▸ What to produce: Copy out all lines that carry the word "mais".
--- start Record set ---
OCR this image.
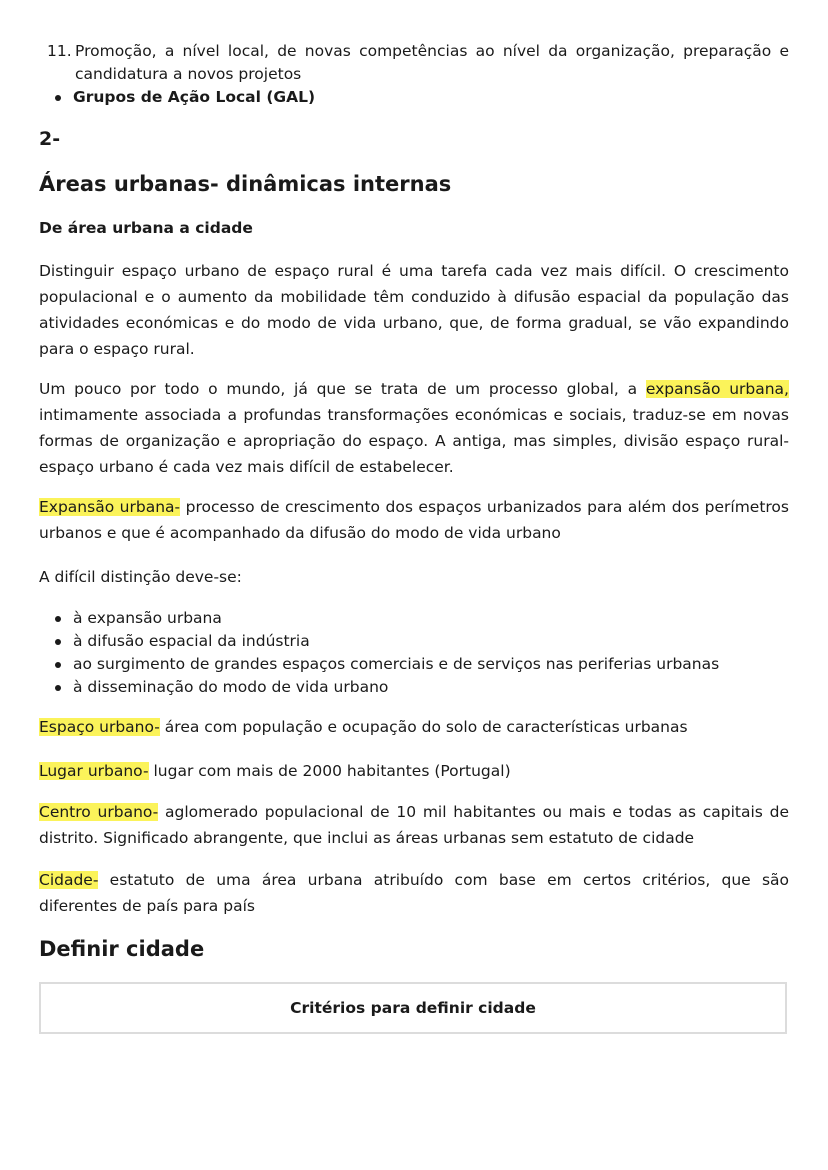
11. Promoção, a nível local, de novas competências ao nível da organização, preparação e candidatura a novos projetos
Grupos de Ação Local (GAL)
2-
Áreas urbanas- dinâmicas internas
De área urbana a cidade

Distinguir espaço urbano de espaço rural é uma tarefa cada vez mais difícil. O crescimento populacional e o aumento da mobilidade têm conduzido à difusão espacial da população das atividades económicas e do modo de vida urbano, que, de forma gradual, se vão expandindo para o espaço rural.

Um pouco por todo o mundo, já que se trata de um processo global, a expansão urbana, intimamente associada a profundas transformações económicas e sociais, traduz-se em novas formas de organização e apropriação do espaço. A antiga, mas simples, divisão espaço rural-espaço urbano é cada vez mais difícil de estabelecer.

Expansão urbana- processo de crescimento dos espaços urbanizados para além dos perímetros urbanos e que é acompanhado da difusão do modo de vida urbano

A difícil distinção deve-se:

à expansão urbana
à difusão espacial da indústria
ao surgimento de grandes espaços comerciais e de serviços nas periferias urbanas
à disseminação do modo de vida urbano

Espaço urbano- área com população e ocupação do solo de características urbanas

Lugar urbano- lugar com mais de 2000 habitantes (Portugal)

Centro urbano- aglomerado populacional de 10 mil habitantes ou mais e todas as capitais de distrito. Significado abrangente, que inclui as áreas urbanas sem estatuto de cidade

Cidade- estatuto de uma área urbana atribuído com base em certos critérios, que são diferentes de país para país

Definir cidade
Critérios para definir cidade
--- end Record set ---
▸ Exercise result:
Distinguir espaço urbano de espaço rural é uma tarefa cada vez mais difícil. O crescimento populacional e o aumento da mobilidade têm conduzido à difusão espacial da população das atividades económicas e do modo de vida urbano, que, de forma gradual, se vão expandindo para o espaço rural.
Um pouco por todo o mundo, já que se trata de um processo global, a expansão urbana, intimamente associada a profundas transformações económicas e sociais, traduz-se em novas formas de organização e apropriação do espaço. A antiga, mas simples, divisão espaço rural-espaço urbano é cada vez mais difícil de estabelecer.
Lugar urbano- lugar com mais de 2000 habitantes (Portugal)
Centro urbano- aglomerado populacional de 10 mil habitantes ou mais e todas as capitais de distrito. Significado abrangente, que inclui as áreas urbanas sem estatuto de cidade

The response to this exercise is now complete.